#### ENTRIES SUPPLIED
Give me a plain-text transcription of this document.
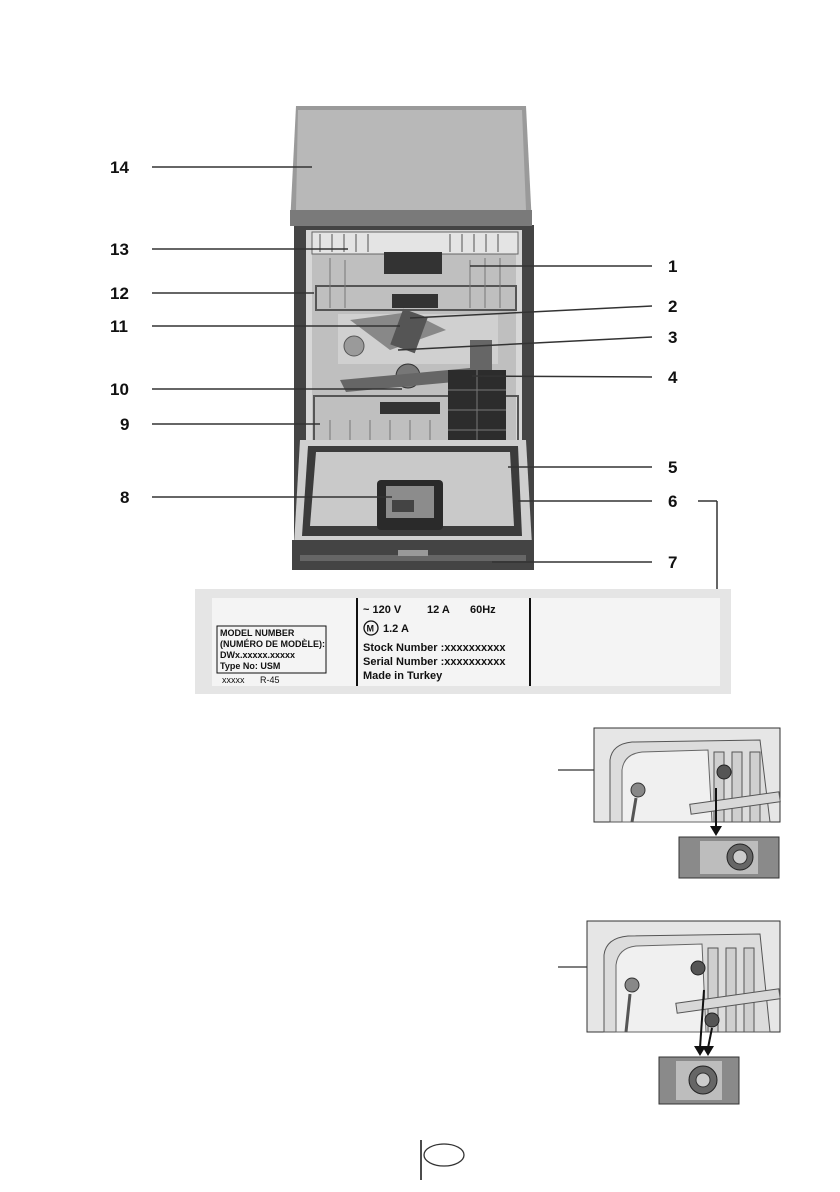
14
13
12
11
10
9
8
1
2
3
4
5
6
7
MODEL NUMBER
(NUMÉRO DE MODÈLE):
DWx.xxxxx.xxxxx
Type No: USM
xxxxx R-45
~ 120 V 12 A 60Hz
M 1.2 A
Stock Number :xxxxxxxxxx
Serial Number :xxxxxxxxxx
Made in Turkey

...

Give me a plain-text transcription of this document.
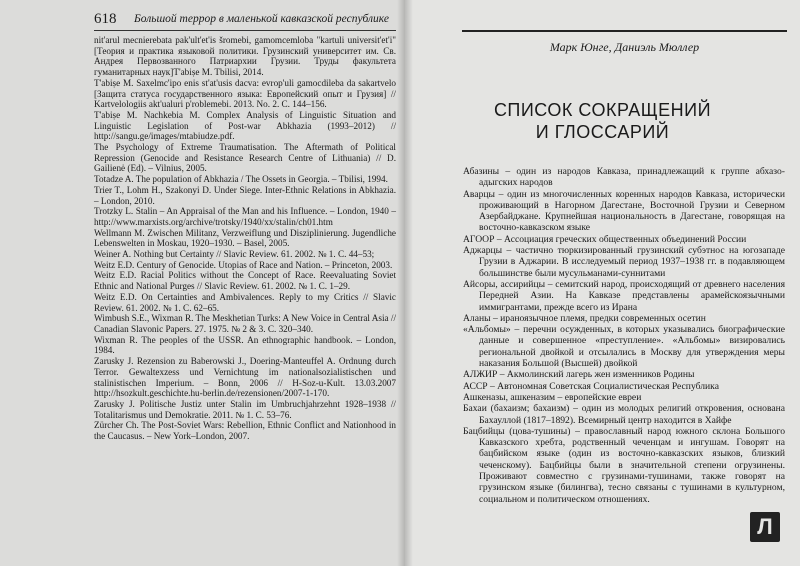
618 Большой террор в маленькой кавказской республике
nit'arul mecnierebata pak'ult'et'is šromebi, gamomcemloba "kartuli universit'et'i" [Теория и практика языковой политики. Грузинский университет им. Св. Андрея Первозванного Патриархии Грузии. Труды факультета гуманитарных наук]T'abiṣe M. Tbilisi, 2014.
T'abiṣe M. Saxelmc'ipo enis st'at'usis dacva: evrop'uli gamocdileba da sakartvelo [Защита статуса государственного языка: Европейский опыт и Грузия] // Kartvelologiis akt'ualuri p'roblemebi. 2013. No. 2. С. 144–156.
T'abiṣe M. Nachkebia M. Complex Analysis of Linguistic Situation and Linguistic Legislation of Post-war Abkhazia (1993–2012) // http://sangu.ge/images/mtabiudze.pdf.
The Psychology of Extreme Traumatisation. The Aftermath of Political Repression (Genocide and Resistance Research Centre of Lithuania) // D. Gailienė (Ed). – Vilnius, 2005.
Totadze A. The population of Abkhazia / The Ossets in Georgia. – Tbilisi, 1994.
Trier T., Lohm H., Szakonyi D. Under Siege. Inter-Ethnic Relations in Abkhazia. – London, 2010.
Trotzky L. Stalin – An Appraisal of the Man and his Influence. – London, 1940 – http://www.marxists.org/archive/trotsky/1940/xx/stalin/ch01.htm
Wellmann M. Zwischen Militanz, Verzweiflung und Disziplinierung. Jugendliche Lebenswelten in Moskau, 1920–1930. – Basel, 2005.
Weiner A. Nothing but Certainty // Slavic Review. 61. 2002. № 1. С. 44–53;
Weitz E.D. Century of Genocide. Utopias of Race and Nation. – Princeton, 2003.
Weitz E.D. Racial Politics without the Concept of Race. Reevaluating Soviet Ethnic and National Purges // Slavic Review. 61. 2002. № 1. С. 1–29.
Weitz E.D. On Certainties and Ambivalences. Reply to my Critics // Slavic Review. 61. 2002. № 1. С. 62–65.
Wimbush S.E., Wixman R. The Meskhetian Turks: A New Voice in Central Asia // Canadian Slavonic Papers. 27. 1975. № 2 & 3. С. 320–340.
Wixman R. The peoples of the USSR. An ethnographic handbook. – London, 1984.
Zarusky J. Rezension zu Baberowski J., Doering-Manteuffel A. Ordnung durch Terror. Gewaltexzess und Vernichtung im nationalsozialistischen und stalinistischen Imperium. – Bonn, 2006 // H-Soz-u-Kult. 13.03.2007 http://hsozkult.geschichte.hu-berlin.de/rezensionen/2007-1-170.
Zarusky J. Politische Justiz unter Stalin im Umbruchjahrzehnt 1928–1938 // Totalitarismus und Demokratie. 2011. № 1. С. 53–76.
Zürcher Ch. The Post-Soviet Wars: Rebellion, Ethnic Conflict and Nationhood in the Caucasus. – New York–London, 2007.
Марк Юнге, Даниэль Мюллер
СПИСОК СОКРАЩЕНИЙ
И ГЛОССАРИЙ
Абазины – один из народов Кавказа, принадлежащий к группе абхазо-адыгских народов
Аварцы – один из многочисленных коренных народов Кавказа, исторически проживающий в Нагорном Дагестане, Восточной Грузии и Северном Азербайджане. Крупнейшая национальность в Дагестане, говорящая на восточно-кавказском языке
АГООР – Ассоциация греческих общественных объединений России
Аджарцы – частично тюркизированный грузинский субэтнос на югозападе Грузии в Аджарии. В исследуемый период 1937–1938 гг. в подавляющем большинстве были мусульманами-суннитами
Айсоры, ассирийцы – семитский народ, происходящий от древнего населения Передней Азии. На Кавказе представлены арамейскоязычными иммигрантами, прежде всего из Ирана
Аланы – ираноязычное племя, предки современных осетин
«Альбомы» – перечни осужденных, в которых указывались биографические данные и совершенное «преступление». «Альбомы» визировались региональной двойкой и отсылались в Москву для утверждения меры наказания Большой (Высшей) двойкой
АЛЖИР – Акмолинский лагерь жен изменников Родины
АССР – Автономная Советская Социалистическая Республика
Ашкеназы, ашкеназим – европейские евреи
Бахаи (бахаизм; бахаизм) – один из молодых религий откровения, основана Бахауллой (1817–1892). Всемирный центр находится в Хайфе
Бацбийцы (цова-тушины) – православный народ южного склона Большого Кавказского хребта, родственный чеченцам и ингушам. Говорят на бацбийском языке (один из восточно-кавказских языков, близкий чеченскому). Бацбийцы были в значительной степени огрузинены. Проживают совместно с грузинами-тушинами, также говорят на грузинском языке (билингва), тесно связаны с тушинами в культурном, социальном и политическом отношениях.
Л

#### WHAT THE EXERCISE ASKS
In the data above, tally the lines holding "восточно" and answer with the figure only.

#### SOLUTION TO THE EXERCISE
2